▶ _Do this_: Find the word "caption" in the records below. List each line containing it.

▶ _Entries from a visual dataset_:
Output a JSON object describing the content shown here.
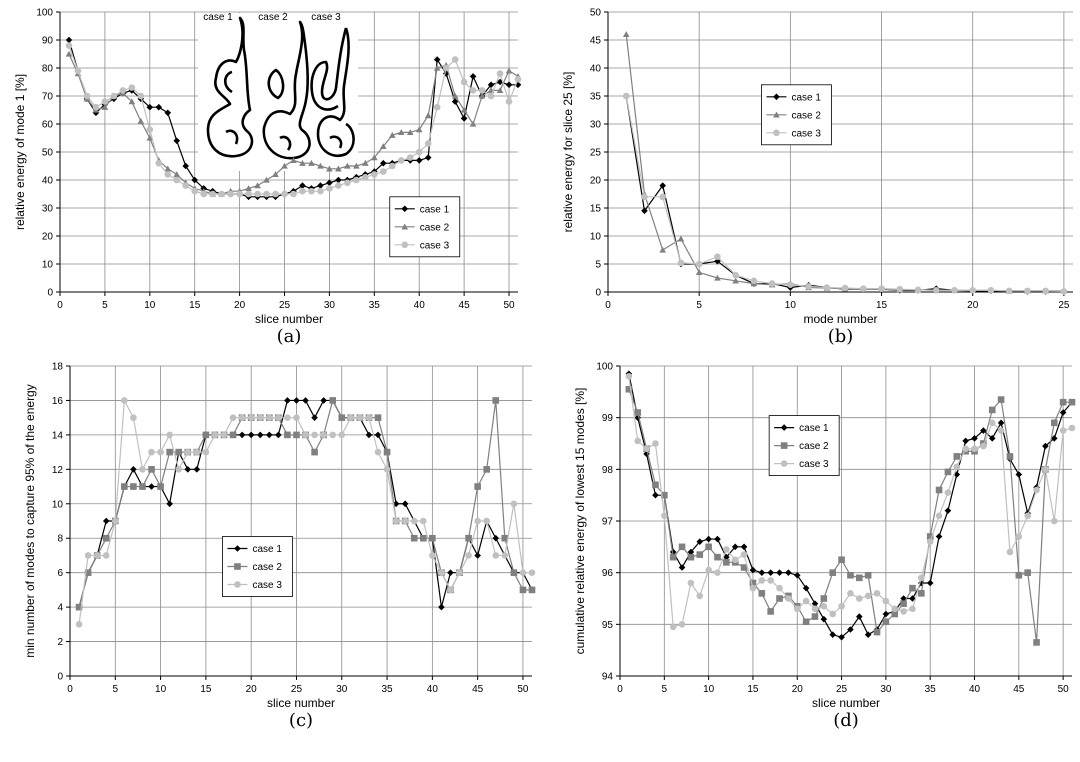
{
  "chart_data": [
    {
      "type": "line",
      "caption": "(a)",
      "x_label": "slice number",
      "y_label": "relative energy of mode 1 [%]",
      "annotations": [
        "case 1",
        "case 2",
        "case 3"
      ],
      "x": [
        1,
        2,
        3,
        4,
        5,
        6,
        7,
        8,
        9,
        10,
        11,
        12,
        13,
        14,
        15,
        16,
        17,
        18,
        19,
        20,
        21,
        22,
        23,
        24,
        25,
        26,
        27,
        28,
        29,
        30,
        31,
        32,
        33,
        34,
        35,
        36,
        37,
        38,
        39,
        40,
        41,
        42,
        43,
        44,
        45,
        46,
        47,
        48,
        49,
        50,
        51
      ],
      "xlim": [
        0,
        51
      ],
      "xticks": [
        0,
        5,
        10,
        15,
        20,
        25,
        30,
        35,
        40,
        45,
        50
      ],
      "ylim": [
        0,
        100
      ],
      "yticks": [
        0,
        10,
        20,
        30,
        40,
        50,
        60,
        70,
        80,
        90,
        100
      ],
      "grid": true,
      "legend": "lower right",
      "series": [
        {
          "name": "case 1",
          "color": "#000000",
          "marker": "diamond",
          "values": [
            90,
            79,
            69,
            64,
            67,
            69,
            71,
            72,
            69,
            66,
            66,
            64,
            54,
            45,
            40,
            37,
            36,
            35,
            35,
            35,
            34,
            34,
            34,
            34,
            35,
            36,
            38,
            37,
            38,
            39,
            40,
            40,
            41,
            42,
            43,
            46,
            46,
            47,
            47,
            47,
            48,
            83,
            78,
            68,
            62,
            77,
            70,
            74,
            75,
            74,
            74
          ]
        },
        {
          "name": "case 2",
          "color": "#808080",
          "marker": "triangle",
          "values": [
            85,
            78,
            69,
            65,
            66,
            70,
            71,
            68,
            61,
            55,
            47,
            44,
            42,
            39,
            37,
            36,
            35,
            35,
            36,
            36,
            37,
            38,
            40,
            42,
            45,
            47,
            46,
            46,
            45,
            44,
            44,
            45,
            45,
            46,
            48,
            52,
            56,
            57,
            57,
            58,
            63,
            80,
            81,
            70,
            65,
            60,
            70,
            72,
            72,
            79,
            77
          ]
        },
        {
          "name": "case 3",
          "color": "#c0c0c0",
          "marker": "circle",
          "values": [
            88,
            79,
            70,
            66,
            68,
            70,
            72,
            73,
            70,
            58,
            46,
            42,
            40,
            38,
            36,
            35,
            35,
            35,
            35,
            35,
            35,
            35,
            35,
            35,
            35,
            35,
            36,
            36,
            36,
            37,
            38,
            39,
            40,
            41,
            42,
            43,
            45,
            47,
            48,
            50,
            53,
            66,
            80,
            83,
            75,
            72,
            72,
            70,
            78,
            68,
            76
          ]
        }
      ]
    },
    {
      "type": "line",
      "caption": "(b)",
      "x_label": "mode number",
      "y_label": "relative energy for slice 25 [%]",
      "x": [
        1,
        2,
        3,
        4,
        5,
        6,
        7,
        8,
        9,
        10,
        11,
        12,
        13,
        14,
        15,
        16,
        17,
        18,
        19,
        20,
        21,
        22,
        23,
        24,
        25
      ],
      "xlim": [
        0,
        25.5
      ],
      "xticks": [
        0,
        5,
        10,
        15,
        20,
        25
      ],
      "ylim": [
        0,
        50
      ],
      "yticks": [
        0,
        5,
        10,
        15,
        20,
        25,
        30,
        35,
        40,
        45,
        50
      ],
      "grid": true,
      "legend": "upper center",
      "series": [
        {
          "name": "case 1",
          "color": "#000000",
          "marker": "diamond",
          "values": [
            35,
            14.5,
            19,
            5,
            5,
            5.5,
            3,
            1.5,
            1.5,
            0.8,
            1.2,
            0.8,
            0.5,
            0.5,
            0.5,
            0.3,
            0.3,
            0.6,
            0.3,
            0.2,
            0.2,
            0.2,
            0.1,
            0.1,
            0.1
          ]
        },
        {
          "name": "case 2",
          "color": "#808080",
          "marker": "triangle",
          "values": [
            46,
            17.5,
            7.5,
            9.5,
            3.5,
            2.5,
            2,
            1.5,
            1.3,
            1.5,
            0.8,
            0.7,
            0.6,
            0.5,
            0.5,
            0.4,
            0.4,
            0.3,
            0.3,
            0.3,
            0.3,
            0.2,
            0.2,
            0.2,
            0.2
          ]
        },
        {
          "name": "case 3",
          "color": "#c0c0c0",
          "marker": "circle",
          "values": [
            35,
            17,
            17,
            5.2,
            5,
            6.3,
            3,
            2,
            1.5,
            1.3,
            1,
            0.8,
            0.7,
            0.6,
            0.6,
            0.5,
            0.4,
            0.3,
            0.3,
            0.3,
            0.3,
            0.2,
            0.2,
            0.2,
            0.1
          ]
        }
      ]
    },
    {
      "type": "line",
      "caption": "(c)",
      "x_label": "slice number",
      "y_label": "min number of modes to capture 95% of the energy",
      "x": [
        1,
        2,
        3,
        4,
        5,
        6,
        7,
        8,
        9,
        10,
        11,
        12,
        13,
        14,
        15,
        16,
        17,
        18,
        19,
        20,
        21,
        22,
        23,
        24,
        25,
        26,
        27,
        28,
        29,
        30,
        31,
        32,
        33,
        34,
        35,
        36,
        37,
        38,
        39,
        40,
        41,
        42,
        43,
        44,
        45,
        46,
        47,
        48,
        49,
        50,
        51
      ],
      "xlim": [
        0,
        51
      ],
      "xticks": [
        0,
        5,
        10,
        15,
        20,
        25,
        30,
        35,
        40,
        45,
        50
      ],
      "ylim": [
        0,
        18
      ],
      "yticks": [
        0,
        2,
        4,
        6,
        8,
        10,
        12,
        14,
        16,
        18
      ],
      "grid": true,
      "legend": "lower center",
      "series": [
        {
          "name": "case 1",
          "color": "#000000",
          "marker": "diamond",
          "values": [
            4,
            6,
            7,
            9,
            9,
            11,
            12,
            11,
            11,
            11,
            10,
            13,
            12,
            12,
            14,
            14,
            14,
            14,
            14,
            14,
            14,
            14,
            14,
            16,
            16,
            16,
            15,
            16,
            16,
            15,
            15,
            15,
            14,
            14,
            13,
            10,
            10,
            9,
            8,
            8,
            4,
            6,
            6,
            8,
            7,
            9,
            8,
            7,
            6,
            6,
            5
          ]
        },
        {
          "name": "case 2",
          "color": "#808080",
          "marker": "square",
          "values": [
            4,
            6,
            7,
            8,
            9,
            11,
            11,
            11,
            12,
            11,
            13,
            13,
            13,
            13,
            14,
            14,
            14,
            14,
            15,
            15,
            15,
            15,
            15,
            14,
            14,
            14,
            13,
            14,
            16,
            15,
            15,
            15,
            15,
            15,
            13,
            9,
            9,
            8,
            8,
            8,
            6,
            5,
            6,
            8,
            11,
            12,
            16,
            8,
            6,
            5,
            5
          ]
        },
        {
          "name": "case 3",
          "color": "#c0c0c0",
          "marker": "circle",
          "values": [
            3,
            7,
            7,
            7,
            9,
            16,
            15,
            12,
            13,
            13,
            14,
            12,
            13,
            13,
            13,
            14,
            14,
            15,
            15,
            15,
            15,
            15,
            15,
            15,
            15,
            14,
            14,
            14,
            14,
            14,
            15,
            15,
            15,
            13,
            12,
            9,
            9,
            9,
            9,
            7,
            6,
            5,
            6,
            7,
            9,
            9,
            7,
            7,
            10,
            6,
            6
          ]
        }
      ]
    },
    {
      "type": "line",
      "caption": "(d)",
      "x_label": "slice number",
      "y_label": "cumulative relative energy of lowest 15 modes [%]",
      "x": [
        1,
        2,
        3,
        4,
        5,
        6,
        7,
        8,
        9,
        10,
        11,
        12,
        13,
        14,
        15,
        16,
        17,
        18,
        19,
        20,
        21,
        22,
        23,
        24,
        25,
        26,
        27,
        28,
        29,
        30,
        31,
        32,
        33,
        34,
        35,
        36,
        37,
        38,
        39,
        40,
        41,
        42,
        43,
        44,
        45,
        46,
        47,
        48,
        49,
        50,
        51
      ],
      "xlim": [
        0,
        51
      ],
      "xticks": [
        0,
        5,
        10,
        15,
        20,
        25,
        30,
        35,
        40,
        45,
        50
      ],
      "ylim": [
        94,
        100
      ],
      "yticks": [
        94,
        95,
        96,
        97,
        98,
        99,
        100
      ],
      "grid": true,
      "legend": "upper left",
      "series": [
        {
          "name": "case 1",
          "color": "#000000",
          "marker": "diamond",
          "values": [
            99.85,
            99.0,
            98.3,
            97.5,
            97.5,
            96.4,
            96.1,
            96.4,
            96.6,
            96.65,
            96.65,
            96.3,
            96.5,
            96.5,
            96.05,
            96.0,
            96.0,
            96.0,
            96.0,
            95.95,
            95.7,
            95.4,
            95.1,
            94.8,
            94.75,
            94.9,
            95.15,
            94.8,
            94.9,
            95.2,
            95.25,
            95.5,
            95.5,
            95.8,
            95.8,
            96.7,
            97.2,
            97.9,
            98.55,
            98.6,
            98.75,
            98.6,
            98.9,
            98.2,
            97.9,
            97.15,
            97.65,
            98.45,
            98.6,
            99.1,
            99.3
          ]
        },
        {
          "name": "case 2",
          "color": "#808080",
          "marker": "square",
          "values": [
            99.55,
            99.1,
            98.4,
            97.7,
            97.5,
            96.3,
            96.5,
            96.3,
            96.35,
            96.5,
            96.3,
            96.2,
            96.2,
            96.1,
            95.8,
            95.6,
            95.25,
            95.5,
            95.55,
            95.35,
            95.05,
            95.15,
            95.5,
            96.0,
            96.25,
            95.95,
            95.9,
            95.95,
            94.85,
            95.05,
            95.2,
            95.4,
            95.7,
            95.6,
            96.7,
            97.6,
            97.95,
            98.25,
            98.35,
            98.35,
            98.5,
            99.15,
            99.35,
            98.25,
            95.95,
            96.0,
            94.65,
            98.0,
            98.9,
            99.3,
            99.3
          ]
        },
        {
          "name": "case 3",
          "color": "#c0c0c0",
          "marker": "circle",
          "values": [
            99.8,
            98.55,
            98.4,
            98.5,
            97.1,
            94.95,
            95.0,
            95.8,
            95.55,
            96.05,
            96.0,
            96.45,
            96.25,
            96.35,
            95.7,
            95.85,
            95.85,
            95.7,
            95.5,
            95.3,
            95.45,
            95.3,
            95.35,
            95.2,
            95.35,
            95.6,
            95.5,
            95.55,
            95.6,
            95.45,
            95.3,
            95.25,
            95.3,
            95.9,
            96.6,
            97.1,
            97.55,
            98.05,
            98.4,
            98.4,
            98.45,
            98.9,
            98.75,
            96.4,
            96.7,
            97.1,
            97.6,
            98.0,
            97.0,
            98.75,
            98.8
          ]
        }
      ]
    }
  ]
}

▶ _Response_:
      "caption": "(a)",
      "caption": "(b)",
      "caption": "(c)",
      "caption": "(d)",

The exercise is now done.